»»
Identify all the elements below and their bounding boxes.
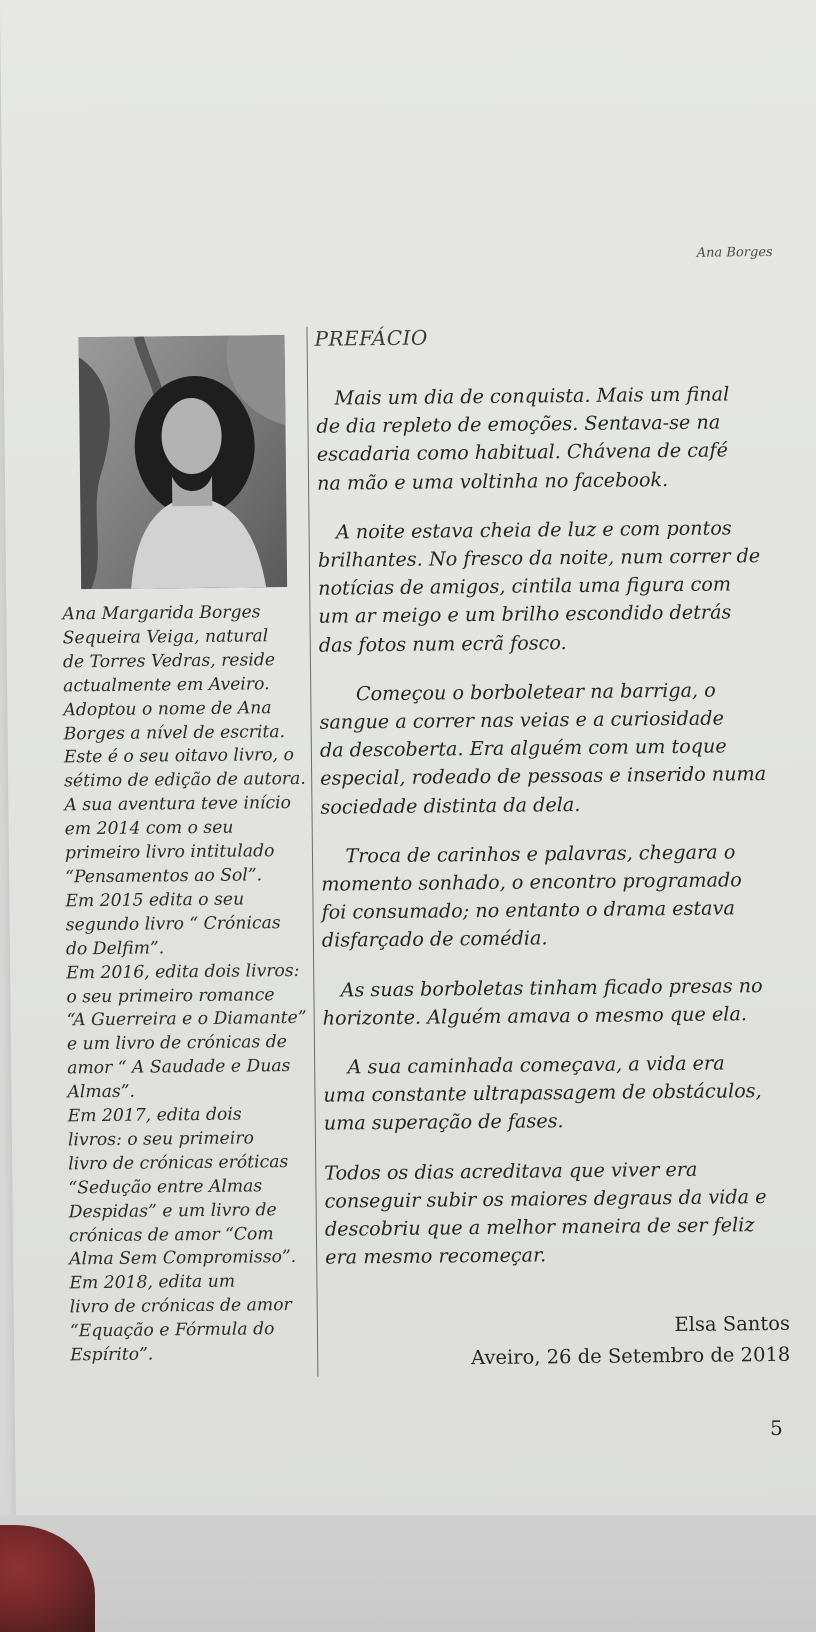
««
»»
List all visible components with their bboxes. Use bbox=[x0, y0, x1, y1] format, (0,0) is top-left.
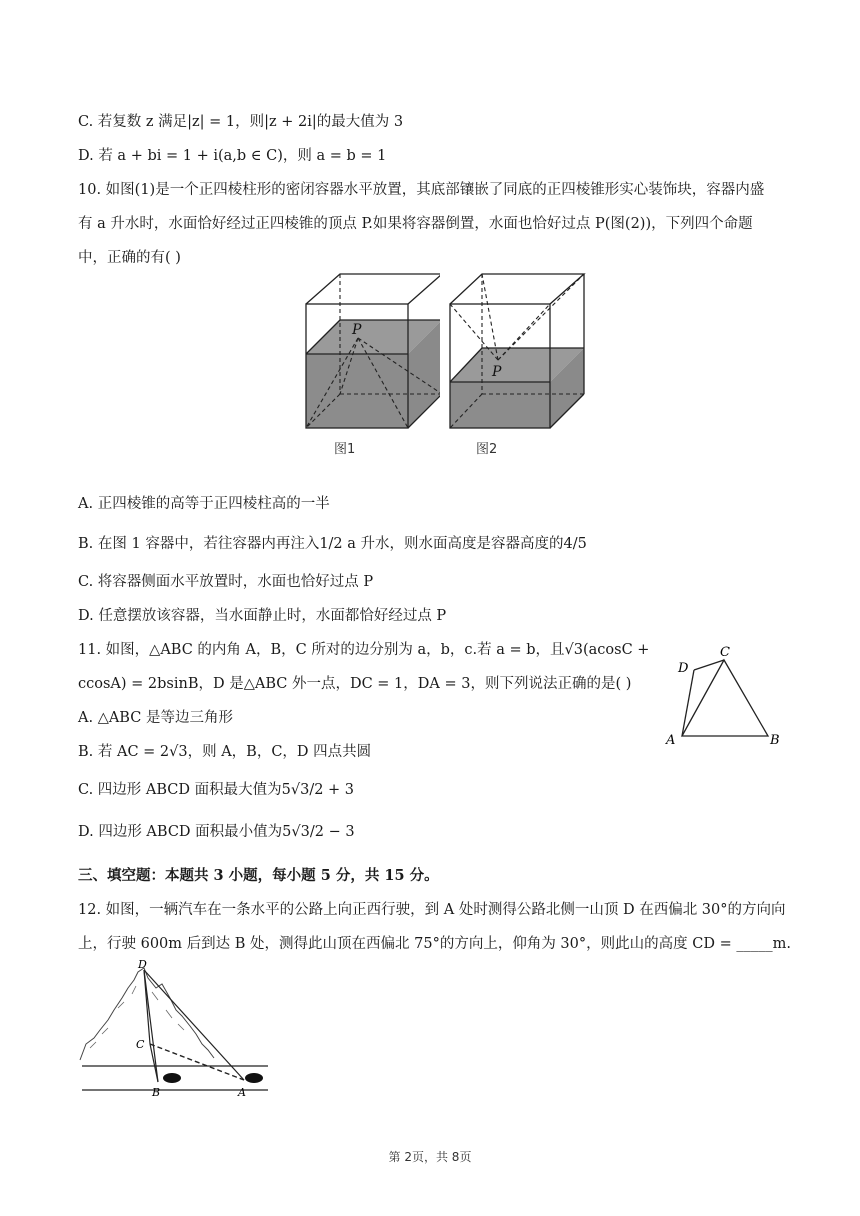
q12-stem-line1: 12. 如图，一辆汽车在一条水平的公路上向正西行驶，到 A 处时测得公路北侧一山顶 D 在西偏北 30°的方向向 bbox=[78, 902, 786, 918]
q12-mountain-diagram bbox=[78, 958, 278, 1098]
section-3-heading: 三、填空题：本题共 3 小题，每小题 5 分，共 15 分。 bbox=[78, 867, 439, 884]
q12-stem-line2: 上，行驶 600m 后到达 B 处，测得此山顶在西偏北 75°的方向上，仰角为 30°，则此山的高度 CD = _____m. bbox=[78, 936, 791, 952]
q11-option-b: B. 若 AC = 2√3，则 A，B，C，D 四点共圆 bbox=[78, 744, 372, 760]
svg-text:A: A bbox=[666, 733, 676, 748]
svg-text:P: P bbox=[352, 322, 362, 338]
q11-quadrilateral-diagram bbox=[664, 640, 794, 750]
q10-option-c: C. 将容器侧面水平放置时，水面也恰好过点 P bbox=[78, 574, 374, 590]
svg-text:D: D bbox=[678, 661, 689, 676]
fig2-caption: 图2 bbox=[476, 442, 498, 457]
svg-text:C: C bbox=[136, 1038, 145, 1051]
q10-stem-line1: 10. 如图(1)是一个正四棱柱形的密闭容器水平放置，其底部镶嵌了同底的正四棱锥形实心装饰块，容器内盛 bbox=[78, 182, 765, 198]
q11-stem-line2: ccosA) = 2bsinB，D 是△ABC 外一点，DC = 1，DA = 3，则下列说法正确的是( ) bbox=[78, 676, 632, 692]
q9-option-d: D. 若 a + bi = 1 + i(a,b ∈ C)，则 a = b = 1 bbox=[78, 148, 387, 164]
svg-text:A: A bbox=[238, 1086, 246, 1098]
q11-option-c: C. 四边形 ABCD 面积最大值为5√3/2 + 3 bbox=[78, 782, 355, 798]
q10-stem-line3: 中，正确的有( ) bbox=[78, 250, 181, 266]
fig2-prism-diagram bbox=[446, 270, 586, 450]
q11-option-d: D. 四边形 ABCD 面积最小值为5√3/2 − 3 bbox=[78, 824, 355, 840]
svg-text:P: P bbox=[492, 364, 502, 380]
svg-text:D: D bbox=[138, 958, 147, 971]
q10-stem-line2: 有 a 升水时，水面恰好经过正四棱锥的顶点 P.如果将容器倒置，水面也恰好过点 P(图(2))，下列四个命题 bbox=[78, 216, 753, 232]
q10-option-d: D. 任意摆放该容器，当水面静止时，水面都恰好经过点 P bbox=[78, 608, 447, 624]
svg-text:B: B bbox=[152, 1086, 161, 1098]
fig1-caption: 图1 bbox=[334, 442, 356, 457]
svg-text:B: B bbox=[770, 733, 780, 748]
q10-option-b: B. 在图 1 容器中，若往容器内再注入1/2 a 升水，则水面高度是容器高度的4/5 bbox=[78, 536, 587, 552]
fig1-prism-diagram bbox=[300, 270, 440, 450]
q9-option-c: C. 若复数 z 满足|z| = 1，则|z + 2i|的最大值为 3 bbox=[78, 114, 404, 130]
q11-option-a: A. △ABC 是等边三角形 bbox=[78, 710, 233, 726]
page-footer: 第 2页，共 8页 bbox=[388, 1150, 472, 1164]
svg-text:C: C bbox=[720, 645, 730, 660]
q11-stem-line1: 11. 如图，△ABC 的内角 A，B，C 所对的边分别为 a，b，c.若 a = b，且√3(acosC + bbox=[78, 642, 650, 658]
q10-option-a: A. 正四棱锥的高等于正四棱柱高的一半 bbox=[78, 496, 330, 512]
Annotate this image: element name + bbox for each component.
««
▶ [WORK TO DO]
Update the material from the line containing "List all visible" through the line containing "section-3-heading: 三、填空题：本题共 3", changing "top-left" to "upper-left" and leaving everything else unchanged. Omit the picture from your answer.

▶ [EXERCISE RESPONSE]
List all visible components with their bboxes. Use bbox=[x0, y0, x1, y1] format, (0,0) is upper-left.
q12-stem-line1: 12. 如图，一辆汽车在一条水平的公路上向正西行驶，到 A 处时测得公路北侧一山顶 D 在西偏北 30°的方向向 bbox=[78, 902, 786, 918]
q12-mountain-diagram bbox=[78, 958, 278, 1098]
section-3-heading: 三、填空题：本题共 3 小题，每小题 5 分，共 15 分。 bbox=[78, 867, 439, 884]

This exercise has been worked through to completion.